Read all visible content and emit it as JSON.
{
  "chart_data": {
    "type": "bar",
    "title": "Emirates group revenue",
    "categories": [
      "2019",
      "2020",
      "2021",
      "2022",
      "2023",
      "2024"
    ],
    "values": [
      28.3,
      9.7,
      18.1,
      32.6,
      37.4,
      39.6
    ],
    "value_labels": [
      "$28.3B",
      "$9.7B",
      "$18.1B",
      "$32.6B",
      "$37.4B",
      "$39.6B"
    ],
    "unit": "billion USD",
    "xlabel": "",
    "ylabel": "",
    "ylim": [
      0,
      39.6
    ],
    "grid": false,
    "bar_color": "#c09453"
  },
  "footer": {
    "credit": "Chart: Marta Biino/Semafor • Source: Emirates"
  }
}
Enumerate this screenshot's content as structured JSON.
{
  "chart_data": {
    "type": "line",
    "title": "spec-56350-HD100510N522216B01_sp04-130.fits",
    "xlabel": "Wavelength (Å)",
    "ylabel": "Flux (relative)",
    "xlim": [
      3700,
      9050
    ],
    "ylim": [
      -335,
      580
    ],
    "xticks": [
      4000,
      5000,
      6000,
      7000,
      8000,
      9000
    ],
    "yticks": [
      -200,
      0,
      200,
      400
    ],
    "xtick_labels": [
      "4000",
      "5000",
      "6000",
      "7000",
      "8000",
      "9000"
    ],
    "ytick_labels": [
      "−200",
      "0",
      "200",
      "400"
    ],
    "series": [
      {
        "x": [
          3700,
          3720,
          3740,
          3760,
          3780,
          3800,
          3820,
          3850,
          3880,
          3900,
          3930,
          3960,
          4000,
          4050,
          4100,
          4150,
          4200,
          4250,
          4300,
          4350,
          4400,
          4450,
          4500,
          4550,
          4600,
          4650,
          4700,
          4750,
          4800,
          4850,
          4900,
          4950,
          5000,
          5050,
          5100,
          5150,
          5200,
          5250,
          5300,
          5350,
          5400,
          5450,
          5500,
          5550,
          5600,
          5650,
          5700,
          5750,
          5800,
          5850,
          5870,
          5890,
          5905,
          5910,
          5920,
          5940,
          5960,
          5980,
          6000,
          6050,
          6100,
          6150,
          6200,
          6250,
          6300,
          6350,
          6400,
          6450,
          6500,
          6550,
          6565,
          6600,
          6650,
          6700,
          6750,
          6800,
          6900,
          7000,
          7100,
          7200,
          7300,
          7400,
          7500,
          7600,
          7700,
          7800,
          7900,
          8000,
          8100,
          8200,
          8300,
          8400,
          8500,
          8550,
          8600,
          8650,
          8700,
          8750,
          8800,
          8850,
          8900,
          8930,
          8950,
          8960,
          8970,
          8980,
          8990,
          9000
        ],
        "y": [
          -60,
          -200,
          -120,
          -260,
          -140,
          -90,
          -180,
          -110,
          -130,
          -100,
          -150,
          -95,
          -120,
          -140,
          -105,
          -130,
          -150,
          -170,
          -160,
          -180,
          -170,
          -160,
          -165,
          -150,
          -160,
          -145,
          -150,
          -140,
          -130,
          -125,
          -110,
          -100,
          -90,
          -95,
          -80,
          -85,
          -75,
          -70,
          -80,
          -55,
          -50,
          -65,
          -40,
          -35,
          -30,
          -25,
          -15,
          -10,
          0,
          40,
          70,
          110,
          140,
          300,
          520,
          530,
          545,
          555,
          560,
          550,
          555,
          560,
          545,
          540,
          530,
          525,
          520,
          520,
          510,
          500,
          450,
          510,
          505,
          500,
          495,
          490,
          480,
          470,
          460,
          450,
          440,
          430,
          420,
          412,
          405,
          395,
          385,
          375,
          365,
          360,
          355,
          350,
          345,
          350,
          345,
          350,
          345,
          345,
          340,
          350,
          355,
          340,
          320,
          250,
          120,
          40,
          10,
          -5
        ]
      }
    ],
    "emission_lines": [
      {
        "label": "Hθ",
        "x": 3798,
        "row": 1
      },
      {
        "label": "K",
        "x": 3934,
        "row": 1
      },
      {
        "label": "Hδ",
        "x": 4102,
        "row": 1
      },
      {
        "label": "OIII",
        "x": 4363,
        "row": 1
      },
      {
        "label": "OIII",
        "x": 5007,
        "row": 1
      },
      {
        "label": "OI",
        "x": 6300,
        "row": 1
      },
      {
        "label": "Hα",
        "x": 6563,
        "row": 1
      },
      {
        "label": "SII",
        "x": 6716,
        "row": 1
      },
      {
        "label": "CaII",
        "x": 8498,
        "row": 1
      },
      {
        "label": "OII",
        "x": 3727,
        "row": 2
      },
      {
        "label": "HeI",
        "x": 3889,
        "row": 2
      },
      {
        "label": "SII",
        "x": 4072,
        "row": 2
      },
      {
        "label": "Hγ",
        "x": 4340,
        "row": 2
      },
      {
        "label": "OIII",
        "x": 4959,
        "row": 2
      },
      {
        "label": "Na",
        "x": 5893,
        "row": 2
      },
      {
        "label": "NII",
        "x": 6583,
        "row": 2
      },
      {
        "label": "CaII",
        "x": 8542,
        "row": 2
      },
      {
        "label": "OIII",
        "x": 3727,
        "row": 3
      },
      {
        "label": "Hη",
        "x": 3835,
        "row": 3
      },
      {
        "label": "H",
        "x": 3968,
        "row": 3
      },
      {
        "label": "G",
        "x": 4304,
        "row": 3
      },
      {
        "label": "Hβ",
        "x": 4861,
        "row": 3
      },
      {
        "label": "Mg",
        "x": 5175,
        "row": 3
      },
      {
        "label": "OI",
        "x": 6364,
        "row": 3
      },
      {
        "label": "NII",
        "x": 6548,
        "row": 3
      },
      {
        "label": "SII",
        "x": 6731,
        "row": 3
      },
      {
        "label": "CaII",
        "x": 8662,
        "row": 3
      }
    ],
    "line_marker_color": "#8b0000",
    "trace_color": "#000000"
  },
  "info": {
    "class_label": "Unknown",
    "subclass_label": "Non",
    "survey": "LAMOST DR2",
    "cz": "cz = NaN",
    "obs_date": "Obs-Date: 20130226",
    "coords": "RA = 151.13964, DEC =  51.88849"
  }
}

━━━━━━━━━━━━━━━━━━━━━━━━━━━━━━

- _Stated task_
Count how many lines in the data contain the word "JSON", giving the number without comment.

- _Written solution_
2